*Instructions to follow*:
Leave every picture out and write out the records below exactly.

*Available data*:

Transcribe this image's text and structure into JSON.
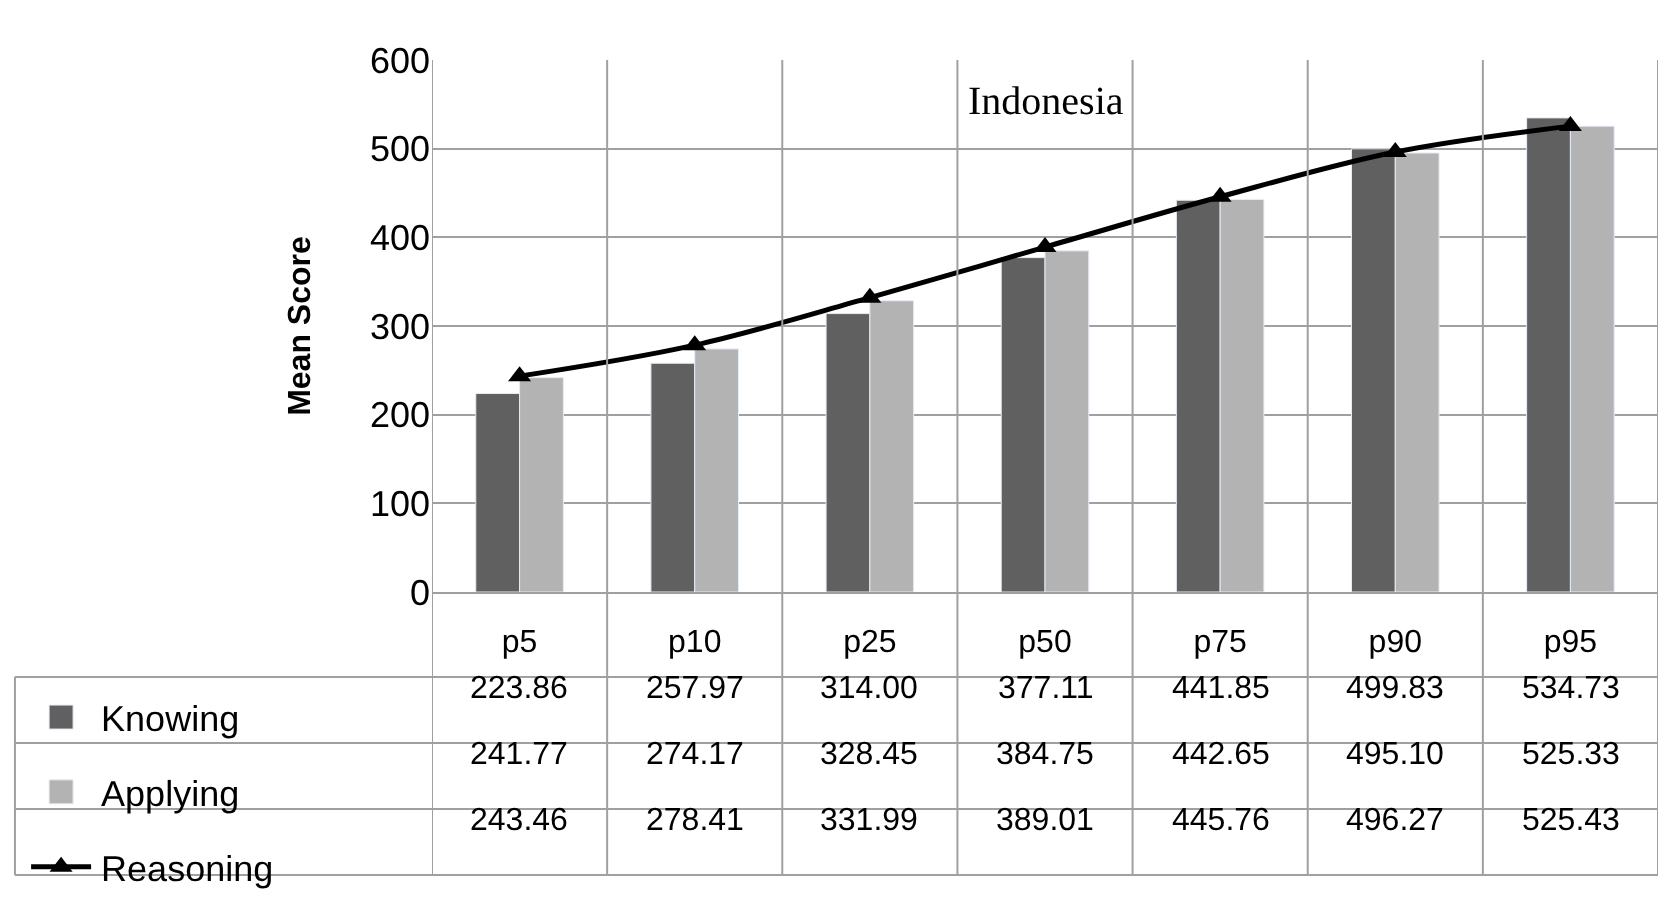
{
  "chart_data": {
    "type": "bar",
    "title": "Indonesia",
    "ylabel": "Mean Score",
    "categories": [
      "p5",
      "p10",
      "p25",
      "p50",
      "p75",
      "p90",
      "p95"
    ],
    "series": [
      {
        "name": "Knowing",
        "color": "#606060",
        "values": [
          223.86,
          257.97,
          314.0,
          377.11,
          441.85,
          499.83,
          534.73
        ],
        "value_labels": [
          "223.86",
          "257.97",
          "314.00",
          "377.11",
          "441.85",
          "499.83",
          "534.73"
        ]
      },
      {
        "name": "Applying",
        "color": "#b3b3b3",
        "values": [
          241.77,
          274.17,
          328.45,
          384.75,
          442.65,
          495.1,
          525.33
        ],
        "value_labels": [
          "241.77",
          "274.17",
          "328.45",
          "384.75",
          "442.65",
          "495.10",
          "525.33"
        ]
      },
      {
        "name": "Reasoning",
        "type": "line",
        "color": "#000000",
        "marker": "triangle",
        "values": [
          243.46,
          278.41,
          331.99,
          389.01,
          445.76,
          496.27,
          525.43
        ],
        "value_labels": [
          "243.46",
          "278.41",
          "331.99",
          "389.01",
          "445.76",
          "496.27",
          "525.43"
        ]
      }
    ],
    "ylim": [
      0,
      600
    ],
    "yticks": [
      0,
      100,
      200,
      300,
      400,
      500,
      600
    ],
    "grid": "y",
    "legend": "bottom left"
  }
}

*Output of the exercise*:
Transcribe this image's text and structure into JSON.
{
  "chart_data": {
    "type": "bar",
    "title": "Indonesia",
    "ylabel": "Mean Score",
    "categories": [
      "p5",
      "p10",
      "p25",
      "p50",
      "p75",
      "p90",
      "p95"
    ],
    "series": [
      {
        "name": "Knowing",
        "color": "#606060",
        "values": [
          223.86,
          257.97,
          314.0,
          377.11,
          441.85,
          499.83,
          534.73
        ],
        "value_labels": [
          "223.86",
          "257.97",
          "314.00",
          "377.11",
          "441.85",
          "499.83",
          "534.73"
        ]
      },
      {
        "name": "Applying",
        "color": "#b3b3b3",
        "values": [
          241.77,
          274.17,
          328.45,
          384.75,
          442.65,
          495.1,
          525.33
        ],
        "value_labels": [
          "241.77",
          "274.17",
          "328.45",
          "384.75",
          "442.65",
          "495.10",
          "525.33"
        ]
      },
      {
        "name": "Reasoning",
        "type": "line",
        "color": "#000000",
        "marker": "triangle",
        "values": [
          243.46,
          278.41,
          331.99,
          389.01,
          445.76,
          496.27,
          525.43
        ],
        "value_labels": [
          "243.46",
          "278.41",
          "331.99",
          "389.01",
          "445.76",
          "496.27",
          "525.43"
        ]
      }
    ],
    "ylim": [
      0,
      600
    ],
    "yticks": [
      0,
      100,
      200,
      300,
      400,
      500,
      600
    ],
    "grid": "y",
    "legend": "bottom left"
  }
}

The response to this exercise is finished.